(Source records)
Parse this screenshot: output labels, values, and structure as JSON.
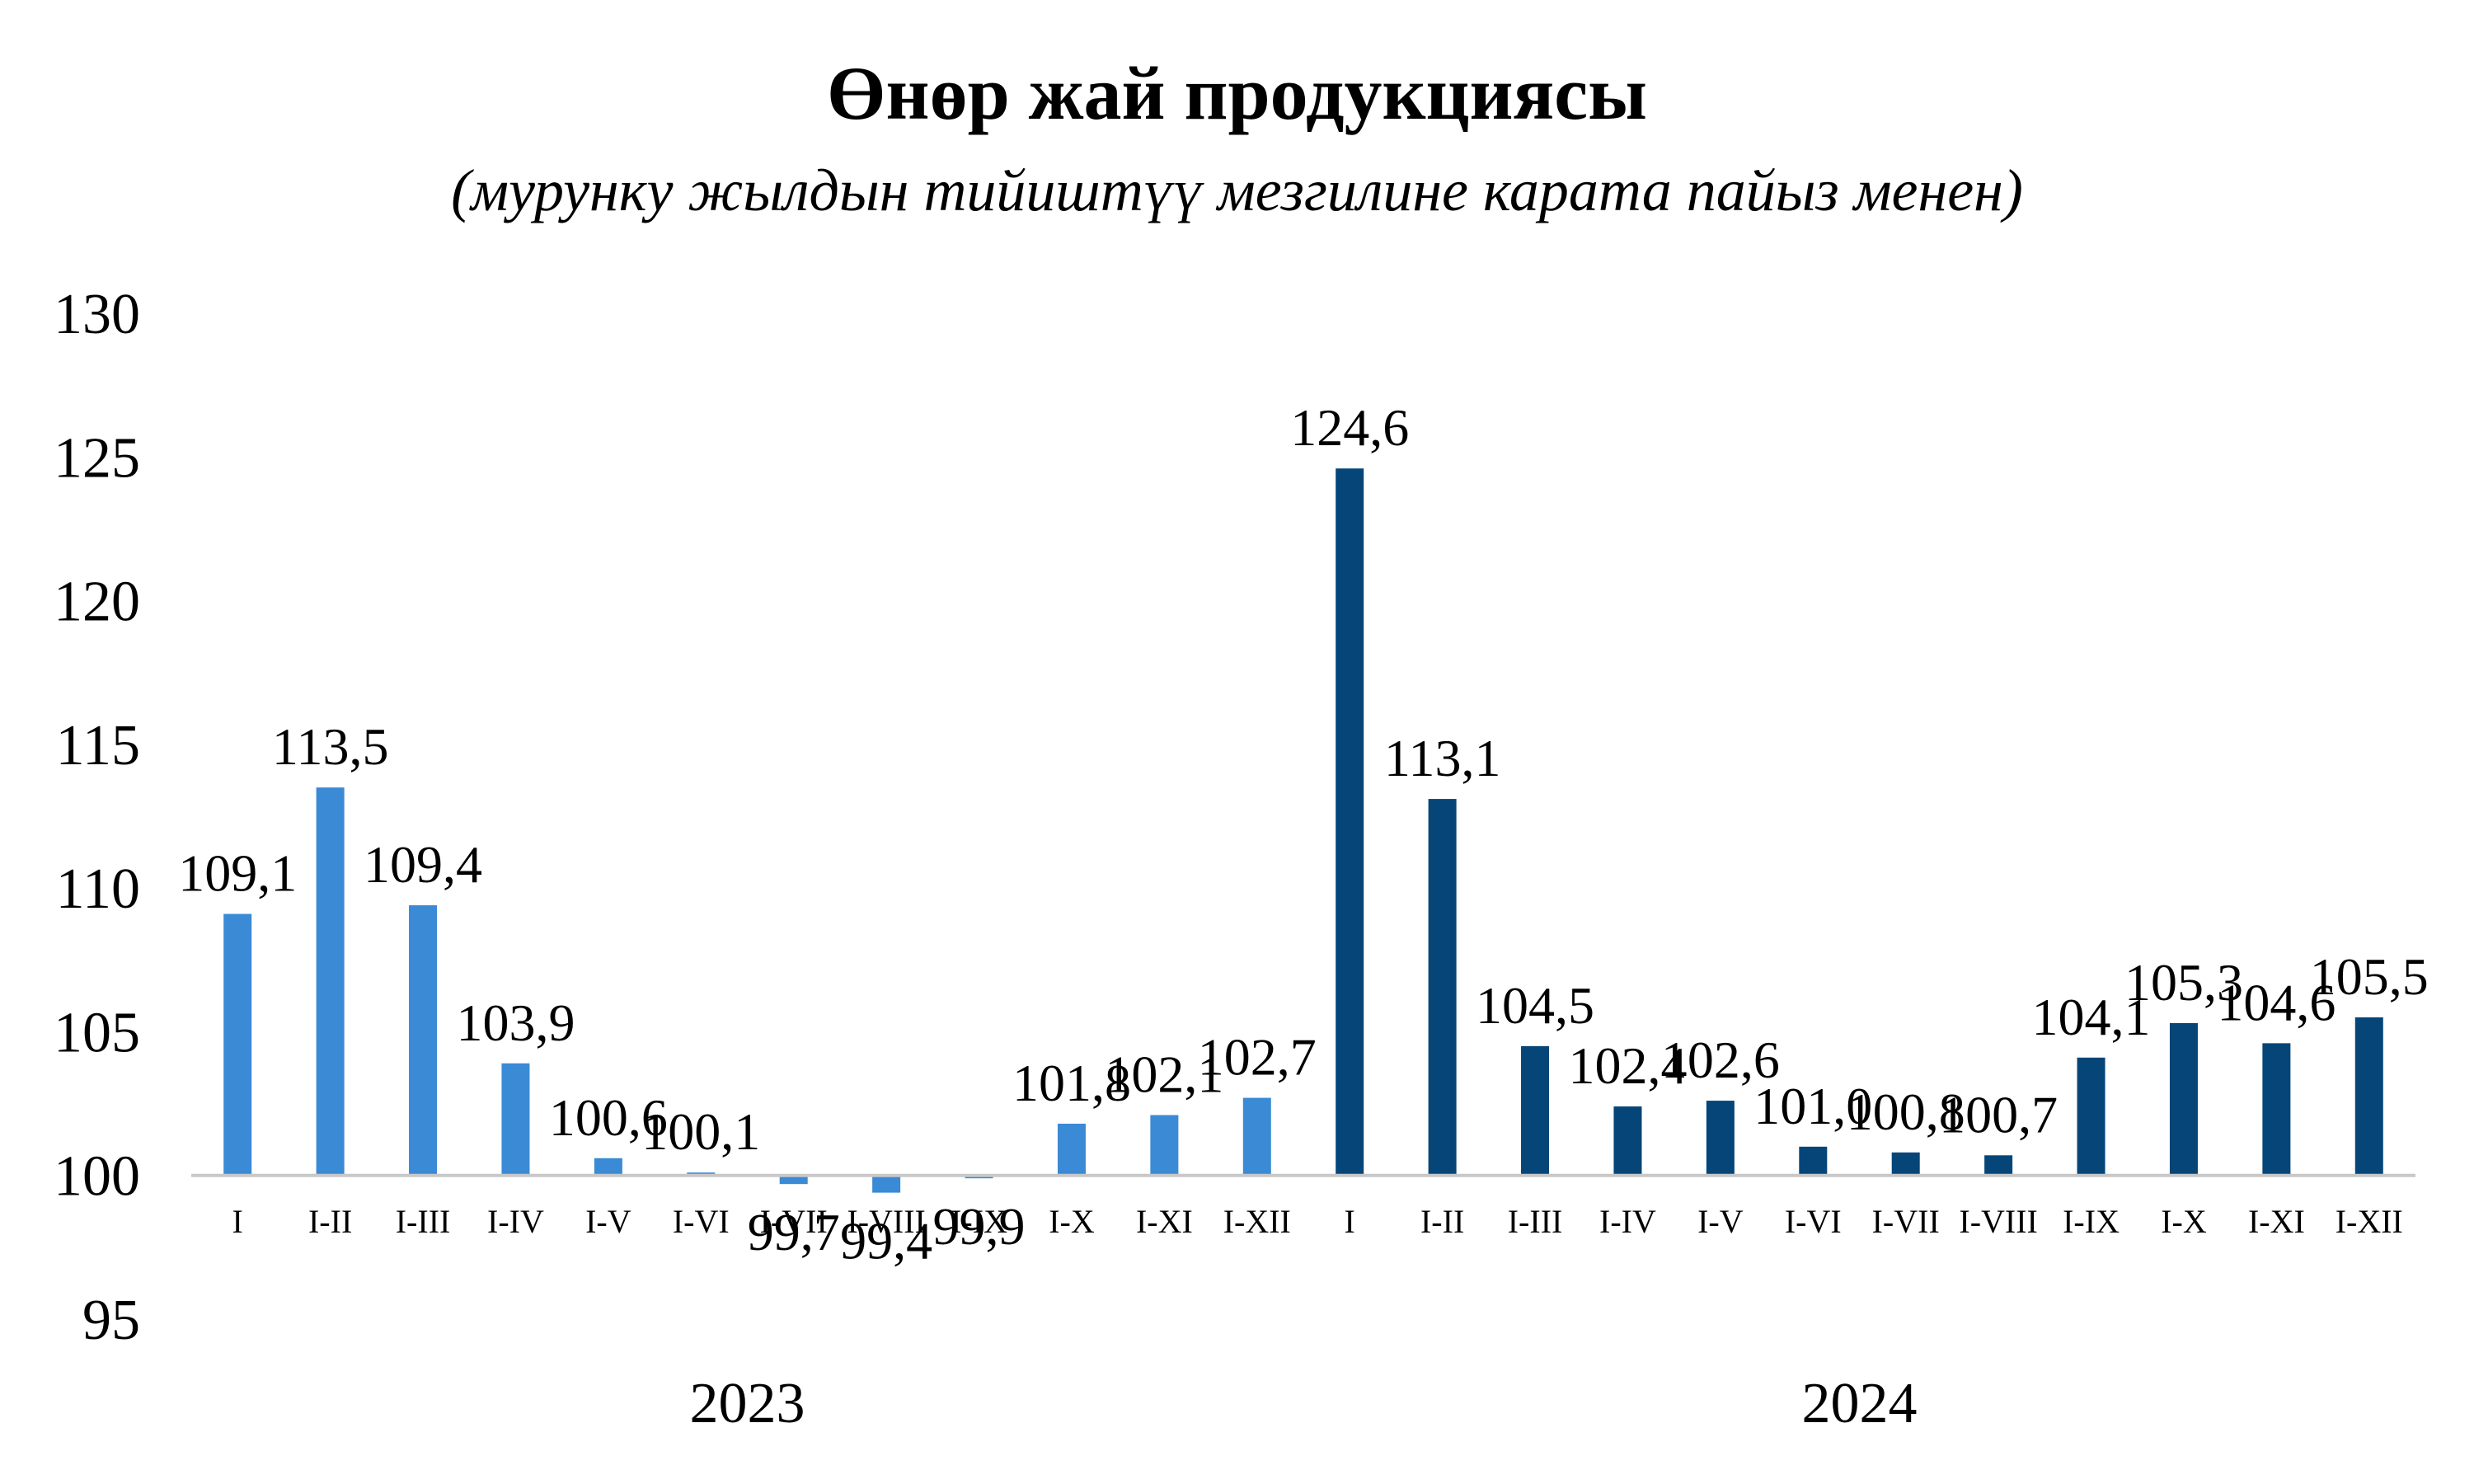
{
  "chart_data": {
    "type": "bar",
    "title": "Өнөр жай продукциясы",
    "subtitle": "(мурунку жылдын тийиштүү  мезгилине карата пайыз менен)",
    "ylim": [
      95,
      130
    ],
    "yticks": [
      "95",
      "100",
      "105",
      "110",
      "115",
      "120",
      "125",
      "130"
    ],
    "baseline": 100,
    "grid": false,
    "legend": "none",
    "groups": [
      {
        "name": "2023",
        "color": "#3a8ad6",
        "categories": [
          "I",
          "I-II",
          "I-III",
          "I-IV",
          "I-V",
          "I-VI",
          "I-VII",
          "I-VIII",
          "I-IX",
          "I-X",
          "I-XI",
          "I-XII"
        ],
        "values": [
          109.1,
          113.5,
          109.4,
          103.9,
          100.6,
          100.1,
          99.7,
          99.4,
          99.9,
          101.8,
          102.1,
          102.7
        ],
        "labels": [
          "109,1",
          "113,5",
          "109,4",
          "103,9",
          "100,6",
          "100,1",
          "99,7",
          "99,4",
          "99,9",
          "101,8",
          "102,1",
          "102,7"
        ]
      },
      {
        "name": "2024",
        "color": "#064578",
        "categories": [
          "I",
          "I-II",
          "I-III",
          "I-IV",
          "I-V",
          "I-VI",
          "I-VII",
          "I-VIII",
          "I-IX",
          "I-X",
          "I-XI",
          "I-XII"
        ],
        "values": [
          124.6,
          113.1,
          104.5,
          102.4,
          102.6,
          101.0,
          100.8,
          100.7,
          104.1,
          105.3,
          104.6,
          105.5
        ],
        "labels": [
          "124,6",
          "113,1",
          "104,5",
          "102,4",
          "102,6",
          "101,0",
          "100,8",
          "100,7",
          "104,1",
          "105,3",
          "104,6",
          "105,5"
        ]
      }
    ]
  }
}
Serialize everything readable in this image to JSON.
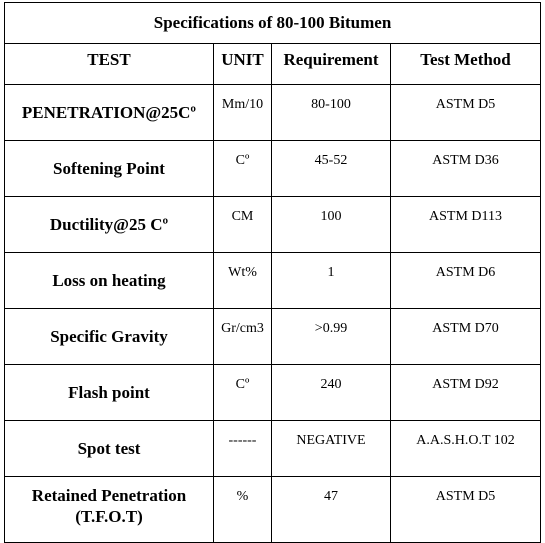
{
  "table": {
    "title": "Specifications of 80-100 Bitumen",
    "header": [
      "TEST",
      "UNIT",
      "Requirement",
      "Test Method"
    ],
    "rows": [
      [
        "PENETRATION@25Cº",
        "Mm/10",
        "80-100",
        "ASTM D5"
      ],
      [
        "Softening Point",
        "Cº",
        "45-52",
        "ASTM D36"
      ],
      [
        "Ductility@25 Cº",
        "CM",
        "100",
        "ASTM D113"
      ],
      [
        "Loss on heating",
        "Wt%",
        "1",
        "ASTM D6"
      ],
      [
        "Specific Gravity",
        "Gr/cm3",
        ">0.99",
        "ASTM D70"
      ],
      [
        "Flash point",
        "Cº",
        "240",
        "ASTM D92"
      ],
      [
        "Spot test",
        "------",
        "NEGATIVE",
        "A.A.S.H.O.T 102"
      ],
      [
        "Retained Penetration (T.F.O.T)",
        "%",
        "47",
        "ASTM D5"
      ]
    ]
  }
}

▶ OBJECTIVE:
Your copy should repeat each entry above exactly but contain no pictures.

▶ RESULT FOR THIS TASK:
Parse this screenshot: output labels, values, and structure as JSON.
{
  "chart_data": {
    "type": "bar",
    "title": "Өнөр жай продукциясы",
    "subtitle": "(мурунку жылдын тийиштүү  мезгилине карата пайыз менен)",
    "ylim": [
      95,
      130
    ],
    "yticks": [
      "95",
      "100",
      "105",
      "110",
      "115",
      "120",
      "125",
      "130"
    ],
    "baseline": 100,
    "grid": false,
    "legend": "none",
    "groups": [
      {
        "name": "2023",
        "color": "#3a8ad6",
        "categories": [
          "I",
          "I-II",
          "I-III",
          "I-IV",
          "I-V",
          "I-VI",
          "I-VII",
          "I-VIII",
          "I-IX",
          "I-X",
          "I-XI",
          "I-XII"
        ],
        "values": [
          109.1,
          113.5,
          109.4,
          103.9,
          100.6,
          100.1,
          99.7,
          99.4,
          99.9,
          101.8,
          102.1,
          102.7
        ],
        "labels": [
          "109,1",
          "113,5",
          "109,4",
          "103,9",
          "100,6",
          "100,1",
          "99,7",
          "99,4",
          "99,9",
          "101,8",
          "102,1",
          "102,7"
        ]
      },
      {
        "name": "2024",
        "color": "#064578",
        "categories": [
          "I",
          "I-II",
          "I-III",
          "I-IV",
          "I-V",
          "I-VI",
          "I-VII",
          "I-VIII",
          "I-IX",
          "I-X",
          "I-XI",
          "I-XII"
        ],
        "values": [
          124.6,
          113.1,
          104.5,
          102.4,
          102.6,
          101.0,
          100.8,
          100.7,
          104.1,
          105.3,
          104.6,
          105.5
        ],
        "labels": [
          "124,6",
          "113,1",
          "104,5",
          "102,4",
          "102,6",
          "101,0",
          "100,8",
          "100,7",
          "104,1",
          "105,3",
          "104,6",
          "105,5"
        ]
      }
    ]
  }
}
Serialize everything readable in this image to JSON.
{
  "table": {
    "title": "Specifications of 80-100 Bitumen",
    "header": [
      "TEST",
      "UNIT",
      "Requirement",
      "Test Method"
    ],
    "rows": [
      [
        "PENETRATION@25Cº",
        "Mm/10",
        "80-100",
        "ASTM D5"
      ],
      [
        "Softening Point",
        "Cº",
        "45-52",
        "ASTM D36"
      ],
      [
        "Ductility@25 Cº",
        "CM",
        "100",
        "ASTM D113"
      ],
      [
        "Loss on heating",
        "Wt%",
        "1",
        "ASTM D6"
      ],
      [
        "Specific Gravity",
        "Gr/cm3",
        ">0.99",
        "ASTM D70"
      ],
      [
        "Flash point",
        "Cº",
        "240",
        "ASTM D92"
      ],
      [
        "Spot test",
        "------",
        "NEGATIVE",
        "A.A.S.H.O.T 102"
      ],
      [
        "Retained Penetration (T.F.O.T)",
        "%",
        "47",
        "ASTM D5"
      ]
    ]
  }
}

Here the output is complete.